» Exercise prompt
Gather every line holding the string "JSON".
==== Entries
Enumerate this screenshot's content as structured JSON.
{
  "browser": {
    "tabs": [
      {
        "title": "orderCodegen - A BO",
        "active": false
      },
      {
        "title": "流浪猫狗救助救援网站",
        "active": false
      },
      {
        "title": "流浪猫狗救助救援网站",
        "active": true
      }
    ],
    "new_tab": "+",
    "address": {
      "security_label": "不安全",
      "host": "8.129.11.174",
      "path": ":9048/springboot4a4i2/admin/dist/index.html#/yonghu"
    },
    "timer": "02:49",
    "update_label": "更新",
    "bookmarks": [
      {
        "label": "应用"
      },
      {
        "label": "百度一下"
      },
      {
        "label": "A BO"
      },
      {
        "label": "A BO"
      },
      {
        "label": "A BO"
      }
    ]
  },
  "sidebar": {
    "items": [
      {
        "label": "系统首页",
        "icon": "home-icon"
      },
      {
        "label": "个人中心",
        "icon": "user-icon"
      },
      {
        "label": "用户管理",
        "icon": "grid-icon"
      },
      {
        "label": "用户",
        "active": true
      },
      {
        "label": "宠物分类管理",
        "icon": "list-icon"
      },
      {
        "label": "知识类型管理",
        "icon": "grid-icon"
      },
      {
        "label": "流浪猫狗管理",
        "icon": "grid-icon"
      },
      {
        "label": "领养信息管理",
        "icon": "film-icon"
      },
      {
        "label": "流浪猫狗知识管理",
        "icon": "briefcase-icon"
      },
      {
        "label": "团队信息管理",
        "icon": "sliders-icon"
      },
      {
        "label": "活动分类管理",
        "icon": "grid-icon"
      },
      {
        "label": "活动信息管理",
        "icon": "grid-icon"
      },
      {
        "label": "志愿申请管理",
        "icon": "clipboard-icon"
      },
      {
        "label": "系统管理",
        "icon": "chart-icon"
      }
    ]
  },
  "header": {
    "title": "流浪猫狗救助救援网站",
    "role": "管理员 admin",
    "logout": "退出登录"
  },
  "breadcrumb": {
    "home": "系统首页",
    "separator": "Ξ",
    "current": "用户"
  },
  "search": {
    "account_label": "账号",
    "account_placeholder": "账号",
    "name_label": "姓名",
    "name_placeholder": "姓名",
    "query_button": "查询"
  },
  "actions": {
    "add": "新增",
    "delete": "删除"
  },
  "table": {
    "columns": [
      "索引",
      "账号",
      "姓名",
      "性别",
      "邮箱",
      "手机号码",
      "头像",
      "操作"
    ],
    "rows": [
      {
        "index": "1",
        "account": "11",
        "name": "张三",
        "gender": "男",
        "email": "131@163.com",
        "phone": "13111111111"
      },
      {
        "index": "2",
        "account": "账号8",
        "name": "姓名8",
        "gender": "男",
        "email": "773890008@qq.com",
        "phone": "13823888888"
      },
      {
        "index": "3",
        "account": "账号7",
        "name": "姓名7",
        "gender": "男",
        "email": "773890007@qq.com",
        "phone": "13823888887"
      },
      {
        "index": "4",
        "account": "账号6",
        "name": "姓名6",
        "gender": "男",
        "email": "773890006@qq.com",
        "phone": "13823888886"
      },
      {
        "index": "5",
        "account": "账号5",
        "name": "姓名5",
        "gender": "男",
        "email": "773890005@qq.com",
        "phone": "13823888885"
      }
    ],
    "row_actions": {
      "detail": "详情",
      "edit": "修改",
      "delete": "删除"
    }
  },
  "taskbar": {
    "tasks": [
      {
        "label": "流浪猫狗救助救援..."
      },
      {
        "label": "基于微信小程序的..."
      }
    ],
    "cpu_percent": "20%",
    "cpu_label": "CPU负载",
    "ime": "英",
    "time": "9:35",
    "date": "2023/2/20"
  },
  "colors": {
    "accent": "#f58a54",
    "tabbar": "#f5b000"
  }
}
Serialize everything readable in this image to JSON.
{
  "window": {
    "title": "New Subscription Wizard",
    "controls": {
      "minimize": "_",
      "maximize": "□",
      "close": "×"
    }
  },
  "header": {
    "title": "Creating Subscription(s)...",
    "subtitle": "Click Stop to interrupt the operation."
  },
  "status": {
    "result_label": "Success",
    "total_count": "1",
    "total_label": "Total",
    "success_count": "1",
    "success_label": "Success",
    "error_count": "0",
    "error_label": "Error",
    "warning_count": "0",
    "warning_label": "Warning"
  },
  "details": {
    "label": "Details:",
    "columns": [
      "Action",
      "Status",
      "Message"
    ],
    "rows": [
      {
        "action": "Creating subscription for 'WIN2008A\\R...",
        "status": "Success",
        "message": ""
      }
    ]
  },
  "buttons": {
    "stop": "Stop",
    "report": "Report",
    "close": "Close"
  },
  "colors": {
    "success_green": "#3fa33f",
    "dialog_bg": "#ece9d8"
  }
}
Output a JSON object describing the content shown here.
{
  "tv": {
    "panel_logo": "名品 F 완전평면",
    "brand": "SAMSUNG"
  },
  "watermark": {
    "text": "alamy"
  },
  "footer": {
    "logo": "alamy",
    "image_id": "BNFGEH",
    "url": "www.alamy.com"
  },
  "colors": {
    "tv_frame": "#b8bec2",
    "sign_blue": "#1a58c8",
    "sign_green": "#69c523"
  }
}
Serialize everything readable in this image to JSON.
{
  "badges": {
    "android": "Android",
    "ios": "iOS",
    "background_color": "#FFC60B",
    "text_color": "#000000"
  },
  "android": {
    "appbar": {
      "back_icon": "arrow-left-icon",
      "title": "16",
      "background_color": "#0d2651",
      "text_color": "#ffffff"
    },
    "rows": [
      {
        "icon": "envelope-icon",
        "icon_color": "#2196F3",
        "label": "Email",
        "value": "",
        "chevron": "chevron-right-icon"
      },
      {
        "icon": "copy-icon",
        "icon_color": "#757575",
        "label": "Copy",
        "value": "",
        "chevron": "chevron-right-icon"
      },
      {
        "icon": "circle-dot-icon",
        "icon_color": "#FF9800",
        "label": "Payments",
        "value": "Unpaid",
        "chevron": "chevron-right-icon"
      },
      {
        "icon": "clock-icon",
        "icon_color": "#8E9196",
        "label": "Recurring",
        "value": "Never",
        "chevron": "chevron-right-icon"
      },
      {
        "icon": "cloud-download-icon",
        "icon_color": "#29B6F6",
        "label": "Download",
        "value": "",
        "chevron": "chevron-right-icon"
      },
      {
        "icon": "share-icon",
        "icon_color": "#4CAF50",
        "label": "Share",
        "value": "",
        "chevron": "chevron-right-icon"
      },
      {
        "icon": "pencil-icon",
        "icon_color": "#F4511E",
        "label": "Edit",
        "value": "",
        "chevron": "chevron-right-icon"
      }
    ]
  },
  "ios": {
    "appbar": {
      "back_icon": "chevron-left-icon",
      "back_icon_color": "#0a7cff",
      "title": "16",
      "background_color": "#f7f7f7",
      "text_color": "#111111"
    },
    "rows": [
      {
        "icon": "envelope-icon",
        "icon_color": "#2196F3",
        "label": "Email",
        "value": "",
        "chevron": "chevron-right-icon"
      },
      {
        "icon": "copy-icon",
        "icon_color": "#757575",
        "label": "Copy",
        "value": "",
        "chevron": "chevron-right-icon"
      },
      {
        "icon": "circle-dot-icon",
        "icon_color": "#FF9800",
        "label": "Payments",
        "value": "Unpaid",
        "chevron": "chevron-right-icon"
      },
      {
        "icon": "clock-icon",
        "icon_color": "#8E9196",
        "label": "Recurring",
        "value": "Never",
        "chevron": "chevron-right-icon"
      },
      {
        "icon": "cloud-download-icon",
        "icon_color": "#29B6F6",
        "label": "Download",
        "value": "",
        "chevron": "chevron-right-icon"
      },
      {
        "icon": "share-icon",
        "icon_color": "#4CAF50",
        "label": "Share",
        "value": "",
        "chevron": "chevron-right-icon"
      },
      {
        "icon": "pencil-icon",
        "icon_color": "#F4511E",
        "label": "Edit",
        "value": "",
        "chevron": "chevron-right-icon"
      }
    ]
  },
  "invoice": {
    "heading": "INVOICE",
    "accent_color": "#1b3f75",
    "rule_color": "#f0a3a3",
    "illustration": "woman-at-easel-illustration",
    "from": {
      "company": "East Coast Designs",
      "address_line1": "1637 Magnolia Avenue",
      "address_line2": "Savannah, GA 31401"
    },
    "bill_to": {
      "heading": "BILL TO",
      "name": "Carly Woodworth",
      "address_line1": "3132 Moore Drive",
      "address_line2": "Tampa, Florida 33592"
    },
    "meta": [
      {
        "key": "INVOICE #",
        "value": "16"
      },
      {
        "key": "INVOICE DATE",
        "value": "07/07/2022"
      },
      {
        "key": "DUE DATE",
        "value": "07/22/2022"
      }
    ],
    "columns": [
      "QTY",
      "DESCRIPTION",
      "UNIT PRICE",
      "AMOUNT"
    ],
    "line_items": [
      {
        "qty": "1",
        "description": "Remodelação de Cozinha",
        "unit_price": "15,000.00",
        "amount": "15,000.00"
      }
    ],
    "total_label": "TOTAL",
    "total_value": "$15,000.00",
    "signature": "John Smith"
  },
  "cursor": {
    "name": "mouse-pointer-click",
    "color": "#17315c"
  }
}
========
» Written answer
Enumerate this screenshot's content as structured JSON.
Serialize everything readable in this image to JSON.
Output a JSON object describing the content shown here.
Serialize everything readable in this image to JSON.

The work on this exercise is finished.